++++ Task material

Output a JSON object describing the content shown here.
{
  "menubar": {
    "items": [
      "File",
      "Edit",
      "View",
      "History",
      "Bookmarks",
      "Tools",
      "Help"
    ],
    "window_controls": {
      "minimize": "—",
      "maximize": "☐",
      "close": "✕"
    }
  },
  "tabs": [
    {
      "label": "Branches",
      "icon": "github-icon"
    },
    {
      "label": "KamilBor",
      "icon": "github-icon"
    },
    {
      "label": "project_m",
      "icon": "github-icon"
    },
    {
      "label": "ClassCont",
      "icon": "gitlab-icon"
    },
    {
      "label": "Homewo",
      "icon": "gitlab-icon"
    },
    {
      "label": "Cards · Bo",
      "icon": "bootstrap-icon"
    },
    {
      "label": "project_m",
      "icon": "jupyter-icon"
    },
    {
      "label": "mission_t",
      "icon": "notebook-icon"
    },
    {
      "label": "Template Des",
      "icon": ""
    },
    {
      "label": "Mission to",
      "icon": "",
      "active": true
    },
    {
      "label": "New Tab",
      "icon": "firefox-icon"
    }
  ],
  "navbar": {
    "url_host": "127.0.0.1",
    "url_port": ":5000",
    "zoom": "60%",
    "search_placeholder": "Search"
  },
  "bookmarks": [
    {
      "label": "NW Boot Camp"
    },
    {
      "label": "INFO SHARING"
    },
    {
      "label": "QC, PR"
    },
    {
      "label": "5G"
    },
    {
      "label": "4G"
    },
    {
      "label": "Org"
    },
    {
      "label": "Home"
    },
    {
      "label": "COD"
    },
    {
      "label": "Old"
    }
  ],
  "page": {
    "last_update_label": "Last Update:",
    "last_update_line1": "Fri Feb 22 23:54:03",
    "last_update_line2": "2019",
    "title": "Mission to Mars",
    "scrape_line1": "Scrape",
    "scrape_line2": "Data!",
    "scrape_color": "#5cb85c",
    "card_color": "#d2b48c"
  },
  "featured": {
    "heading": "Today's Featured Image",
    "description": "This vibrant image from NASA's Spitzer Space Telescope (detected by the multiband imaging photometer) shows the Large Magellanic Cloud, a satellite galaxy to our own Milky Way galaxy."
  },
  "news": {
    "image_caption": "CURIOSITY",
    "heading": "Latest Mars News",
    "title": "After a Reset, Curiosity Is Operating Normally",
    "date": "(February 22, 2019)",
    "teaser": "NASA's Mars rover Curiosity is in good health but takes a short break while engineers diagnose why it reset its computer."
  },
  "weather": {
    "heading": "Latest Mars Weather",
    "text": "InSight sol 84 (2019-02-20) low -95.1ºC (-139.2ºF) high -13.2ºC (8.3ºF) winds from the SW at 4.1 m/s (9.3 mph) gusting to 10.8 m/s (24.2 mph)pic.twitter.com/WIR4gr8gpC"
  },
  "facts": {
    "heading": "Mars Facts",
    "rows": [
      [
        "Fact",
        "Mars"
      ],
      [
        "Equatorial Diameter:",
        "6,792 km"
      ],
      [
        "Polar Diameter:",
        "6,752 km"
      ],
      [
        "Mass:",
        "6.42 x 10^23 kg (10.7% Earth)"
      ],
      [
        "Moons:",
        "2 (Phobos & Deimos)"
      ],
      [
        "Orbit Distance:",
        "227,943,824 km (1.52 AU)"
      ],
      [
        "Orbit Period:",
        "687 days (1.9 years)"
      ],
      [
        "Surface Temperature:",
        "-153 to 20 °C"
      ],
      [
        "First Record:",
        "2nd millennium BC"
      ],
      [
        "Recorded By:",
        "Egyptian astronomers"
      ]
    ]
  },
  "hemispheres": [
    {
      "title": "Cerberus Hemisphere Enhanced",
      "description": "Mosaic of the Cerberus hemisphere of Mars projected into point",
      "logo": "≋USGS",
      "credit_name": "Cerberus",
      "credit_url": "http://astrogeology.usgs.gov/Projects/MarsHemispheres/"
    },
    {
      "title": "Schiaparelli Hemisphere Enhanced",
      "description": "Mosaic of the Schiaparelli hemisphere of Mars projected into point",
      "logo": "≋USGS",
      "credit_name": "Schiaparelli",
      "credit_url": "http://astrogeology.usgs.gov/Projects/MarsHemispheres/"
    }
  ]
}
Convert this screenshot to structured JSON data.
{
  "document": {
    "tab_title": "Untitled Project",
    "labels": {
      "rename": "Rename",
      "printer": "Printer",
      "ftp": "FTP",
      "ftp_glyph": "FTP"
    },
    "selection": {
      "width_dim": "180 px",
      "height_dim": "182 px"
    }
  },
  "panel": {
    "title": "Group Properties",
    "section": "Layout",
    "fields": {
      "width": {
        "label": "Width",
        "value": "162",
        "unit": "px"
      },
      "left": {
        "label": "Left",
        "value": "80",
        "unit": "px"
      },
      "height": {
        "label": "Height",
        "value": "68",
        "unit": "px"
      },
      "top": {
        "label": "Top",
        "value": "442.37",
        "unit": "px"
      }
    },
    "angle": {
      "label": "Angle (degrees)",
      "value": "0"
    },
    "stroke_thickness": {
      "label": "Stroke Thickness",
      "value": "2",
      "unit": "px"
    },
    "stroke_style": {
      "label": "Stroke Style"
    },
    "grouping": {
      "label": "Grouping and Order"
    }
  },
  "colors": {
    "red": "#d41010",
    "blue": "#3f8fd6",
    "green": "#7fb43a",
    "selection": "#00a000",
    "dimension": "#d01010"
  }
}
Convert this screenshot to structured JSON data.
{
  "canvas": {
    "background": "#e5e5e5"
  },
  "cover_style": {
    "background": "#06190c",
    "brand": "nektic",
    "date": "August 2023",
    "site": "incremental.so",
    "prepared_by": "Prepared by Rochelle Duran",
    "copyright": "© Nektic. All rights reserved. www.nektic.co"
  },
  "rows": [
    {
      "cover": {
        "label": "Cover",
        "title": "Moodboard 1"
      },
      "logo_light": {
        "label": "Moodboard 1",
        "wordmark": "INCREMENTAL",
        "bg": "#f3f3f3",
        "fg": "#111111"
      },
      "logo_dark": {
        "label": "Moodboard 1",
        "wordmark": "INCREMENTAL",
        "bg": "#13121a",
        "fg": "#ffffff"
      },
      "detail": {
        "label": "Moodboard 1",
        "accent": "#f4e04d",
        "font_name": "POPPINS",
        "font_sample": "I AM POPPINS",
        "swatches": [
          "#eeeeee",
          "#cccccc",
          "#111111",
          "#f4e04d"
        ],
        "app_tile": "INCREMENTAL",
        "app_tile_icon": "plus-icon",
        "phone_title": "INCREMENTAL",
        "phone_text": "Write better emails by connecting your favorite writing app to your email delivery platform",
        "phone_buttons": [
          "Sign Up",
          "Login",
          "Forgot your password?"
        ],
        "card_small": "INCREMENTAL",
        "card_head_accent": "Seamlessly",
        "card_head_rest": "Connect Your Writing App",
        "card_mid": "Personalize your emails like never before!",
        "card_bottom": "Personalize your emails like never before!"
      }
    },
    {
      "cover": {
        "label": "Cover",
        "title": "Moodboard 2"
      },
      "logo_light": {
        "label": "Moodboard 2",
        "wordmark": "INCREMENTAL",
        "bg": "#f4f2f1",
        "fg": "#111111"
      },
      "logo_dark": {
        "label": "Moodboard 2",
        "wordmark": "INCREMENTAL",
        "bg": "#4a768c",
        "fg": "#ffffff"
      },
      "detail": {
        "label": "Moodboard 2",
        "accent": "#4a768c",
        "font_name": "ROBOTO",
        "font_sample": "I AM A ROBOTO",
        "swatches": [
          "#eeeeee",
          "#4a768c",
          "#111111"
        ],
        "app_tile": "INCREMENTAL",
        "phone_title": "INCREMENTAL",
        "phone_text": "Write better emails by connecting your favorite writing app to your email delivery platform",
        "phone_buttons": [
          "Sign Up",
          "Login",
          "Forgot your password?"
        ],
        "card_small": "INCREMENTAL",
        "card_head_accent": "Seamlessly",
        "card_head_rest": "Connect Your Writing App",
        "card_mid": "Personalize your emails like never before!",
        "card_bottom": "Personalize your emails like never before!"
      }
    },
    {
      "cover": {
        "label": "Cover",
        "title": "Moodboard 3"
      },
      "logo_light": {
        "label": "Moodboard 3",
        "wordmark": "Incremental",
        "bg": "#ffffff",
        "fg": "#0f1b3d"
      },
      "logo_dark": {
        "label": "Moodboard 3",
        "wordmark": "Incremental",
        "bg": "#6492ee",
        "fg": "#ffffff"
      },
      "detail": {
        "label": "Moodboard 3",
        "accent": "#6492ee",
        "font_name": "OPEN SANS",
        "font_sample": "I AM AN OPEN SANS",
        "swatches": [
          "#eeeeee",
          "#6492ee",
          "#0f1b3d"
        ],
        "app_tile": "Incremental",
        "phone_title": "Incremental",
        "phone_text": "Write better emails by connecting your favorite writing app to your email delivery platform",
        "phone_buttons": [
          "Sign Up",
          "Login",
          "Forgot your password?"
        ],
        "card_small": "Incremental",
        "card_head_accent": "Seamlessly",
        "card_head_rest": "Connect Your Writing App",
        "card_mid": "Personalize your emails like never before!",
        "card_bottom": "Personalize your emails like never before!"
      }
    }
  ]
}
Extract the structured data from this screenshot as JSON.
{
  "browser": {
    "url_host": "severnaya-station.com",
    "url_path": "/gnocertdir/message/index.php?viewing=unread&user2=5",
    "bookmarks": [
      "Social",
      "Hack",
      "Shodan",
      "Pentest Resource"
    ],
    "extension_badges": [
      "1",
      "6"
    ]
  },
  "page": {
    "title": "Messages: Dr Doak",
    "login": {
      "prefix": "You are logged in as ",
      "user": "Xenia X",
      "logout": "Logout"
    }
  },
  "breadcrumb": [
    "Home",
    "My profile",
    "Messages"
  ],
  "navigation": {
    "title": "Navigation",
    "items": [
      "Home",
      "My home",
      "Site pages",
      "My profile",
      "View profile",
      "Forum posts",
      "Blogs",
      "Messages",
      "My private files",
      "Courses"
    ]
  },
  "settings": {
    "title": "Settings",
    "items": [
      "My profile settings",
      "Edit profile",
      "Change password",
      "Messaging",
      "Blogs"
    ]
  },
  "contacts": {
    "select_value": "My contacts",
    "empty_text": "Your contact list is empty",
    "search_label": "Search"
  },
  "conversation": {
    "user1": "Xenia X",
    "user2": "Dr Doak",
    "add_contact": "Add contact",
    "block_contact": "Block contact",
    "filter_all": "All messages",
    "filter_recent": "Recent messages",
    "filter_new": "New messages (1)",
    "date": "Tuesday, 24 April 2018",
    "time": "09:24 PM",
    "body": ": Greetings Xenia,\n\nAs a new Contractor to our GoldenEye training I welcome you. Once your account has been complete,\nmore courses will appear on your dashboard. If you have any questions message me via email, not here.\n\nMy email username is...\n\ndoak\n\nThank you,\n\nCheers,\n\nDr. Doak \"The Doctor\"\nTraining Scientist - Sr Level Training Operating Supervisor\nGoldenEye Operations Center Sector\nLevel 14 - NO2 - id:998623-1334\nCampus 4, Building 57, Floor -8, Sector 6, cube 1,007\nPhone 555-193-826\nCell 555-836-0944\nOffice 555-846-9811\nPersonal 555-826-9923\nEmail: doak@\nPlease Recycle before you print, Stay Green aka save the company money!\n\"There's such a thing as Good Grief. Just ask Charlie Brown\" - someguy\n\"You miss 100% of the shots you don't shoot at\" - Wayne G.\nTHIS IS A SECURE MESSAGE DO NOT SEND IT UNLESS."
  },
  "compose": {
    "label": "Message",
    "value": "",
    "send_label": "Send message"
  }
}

++++++++

:: Stated task ::
Read the entries and pick out all lines that include the word "OPEN".

:: Answer for the task ::
        "font_name": "OPEN SANS",
        "font_sample": "I AM AN OPEN SANS",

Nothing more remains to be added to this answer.